● **Requirement**: Repeat each line exactly as it is written.

● **Provided material**:
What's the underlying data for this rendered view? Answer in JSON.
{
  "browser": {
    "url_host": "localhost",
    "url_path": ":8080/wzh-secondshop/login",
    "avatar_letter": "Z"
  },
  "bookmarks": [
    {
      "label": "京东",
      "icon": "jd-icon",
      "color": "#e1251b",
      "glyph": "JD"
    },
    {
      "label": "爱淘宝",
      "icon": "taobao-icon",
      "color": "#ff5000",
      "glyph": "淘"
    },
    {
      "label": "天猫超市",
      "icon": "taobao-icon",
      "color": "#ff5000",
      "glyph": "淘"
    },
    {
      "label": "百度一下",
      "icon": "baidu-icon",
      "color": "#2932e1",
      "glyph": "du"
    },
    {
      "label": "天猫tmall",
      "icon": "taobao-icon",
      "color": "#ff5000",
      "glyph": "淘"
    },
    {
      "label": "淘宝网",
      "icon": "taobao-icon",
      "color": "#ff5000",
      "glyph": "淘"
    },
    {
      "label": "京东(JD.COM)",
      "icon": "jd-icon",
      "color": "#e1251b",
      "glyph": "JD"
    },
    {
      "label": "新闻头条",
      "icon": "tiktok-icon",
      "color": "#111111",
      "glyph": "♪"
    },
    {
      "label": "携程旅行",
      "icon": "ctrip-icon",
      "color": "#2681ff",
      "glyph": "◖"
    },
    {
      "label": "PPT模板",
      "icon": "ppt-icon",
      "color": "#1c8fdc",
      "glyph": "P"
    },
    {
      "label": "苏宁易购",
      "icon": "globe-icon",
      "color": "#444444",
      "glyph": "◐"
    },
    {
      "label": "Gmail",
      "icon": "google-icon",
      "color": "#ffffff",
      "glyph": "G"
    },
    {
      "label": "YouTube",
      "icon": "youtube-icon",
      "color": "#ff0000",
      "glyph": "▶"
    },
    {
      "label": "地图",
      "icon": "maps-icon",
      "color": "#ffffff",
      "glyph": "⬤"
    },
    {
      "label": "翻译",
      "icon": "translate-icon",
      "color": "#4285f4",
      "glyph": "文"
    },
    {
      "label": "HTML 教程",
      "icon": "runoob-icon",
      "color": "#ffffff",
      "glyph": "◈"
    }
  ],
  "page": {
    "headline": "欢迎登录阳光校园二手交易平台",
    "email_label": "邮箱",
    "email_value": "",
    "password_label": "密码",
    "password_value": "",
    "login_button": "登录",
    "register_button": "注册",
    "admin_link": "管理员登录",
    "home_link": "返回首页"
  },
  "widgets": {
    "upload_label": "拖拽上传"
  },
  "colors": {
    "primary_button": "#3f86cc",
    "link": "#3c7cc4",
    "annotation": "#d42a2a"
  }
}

● **Exercise response**:
What's the underlying data for this rendered view? Answer in JSON.
{
  "browser": {
    "url_host": "localhost",
    "url_path": ":8080/wzh-secondshop/login",
    "avatar_letter": "Z"
  },
  "bookmarks": [
    {
      "label": "京东",
      "icon": "jd-icon",
      "color": "#e1251b",
      "glyph": "JD"
    },
    {
      "label": "爱淘宝",
      "icon": "taobao-icon",
      "color": "#ff5000",
      "glyph": "淘"
    },
    {
      "label": "天猫超市",
      "icon": "taobao-icon",
      "color": "#ff5000",
      "glyph": "淘"
    },
    {
      "label": "百度一下",
      "icon": "baidu-icon",
      "color": "#2932e1",
      "glyph": "du"
    },
    {
      "label": "天猫tmall",
      "icon": "taobao-icon",
      "color": "#ff5000",
      "glyph": "淘"
    },
    {
      "label": "淘宝网",
      "icon": "taobao-icon",
      "color": "#ff5000",
      "glyph": "淘"
    },
    {
      "label": "京东(JD.COM)",
      "icon": "jd-icon",
      "color": "#e1251b",
      "glyph": "JD"
    },
    {
      "label": "新闻头条",
      "icon": "tiktok-icon",
      "color": "#111111",
      "glyph": "♪"
    },
    {
      "label": "携程旅行",
      "icon": "ctrip-icon",
      "color": "#2681ff",
      "glyph": "◖"
    },
    {
      "label": "PPT模板",
      "icon": "ppt-icon",
      "color": "#1c8fdc",
      "glyph": "P"
    },
    {
      "label": "苏宁易购",
      "icon": "globe-icon",
      "color": "#444444",
      "glyph": "◐"
    },
    {
      "label": "Gmail",
      "icon": "google-icon",
      "color": "#ffffff",
      "glyph": "G"
    },
    {
      "label": "YouTube",
      "icon": "youtube-icon",
      "color": "#ff0000",
      "glyph": "▶"
    },
    {
      "label": "地图",
      "icon": "maps-icon",
      "color": "#ffffff",
      "glyph": "⬤"
    },
    {
      "label": "翻译",
      "icon": "translate-icon",
      "color": "#4285f4",
      "glyph": "文"
    },
    {
      "label": "HTML 教程",
      "icon": "runoob-icon",
      "color": "#ffffff",
      "glyph": "◈"
    }
  ],
  "page": {
    "headline": "欢迎登录阳光校园二手交易平台",
    "email_label": "邮箱",
    "email_value": "",
    "password_label": "密码",
    "password_value": "",
    "login_button": "登录",
    "register_button": "注册",
    "admin_link": "管理员登录",
    "home_link": "返回首页"
  },
  "widgets": {
    "upload_label": "拖拽上传"
  },
  "colors": {
    "primary_button": "#3f86cc",
    "link": "#3c7cc4",
    "annotation": "#d42a2a"
  }
}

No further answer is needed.